- Exercise data
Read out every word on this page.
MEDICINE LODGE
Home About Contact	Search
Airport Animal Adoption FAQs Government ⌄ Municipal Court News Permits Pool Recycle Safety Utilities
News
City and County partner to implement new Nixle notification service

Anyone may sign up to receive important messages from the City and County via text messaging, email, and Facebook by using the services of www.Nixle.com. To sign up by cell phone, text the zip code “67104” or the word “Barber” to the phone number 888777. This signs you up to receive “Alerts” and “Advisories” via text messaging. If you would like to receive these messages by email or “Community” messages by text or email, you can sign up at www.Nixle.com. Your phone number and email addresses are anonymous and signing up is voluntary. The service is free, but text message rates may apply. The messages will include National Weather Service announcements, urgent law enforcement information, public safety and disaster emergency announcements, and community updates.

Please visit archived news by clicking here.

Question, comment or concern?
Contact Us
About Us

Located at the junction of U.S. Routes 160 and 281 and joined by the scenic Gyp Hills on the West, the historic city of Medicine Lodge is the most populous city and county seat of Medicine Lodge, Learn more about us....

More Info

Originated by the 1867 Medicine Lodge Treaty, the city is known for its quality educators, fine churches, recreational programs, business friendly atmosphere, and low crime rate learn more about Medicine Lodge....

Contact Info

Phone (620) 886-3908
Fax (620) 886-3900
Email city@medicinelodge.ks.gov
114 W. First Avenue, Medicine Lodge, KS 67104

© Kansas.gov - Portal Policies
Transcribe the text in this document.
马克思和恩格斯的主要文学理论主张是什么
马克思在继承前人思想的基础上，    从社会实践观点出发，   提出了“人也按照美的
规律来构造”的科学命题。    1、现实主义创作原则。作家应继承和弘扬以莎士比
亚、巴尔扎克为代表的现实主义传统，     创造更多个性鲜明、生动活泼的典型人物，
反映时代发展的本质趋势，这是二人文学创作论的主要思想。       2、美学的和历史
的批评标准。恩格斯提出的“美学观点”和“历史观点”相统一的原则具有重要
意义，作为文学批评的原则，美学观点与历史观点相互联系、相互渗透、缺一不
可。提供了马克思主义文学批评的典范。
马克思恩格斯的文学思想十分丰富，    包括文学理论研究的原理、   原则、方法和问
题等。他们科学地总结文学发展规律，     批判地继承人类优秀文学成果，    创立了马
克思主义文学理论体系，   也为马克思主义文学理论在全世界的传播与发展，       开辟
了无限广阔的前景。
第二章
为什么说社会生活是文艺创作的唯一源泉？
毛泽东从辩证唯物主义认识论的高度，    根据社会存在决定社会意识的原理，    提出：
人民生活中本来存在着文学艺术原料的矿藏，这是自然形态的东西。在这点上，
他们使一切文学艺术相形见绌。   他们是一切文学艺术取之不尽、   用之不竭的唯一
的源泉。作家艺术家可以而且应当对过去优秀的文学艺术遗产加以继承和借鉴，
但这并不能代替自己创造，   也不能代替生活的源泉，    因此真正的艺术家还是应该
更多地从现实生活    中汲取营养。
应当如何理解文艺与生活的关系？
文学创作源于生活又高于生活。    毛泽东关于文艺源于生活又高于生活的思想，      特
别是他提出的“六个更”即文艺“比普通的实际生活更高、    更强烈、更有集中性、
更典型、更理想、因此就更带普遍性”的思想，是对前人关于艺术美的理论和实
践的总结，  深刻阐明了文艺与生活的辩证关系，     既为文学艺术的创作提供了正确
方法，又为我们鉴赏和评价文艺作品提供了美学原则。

- Exercise requirements
Locate all lines in the listing above with the word "Contact" and copy them.

- Exercise result
Home About Contact	Search
Contact Us
Contact Info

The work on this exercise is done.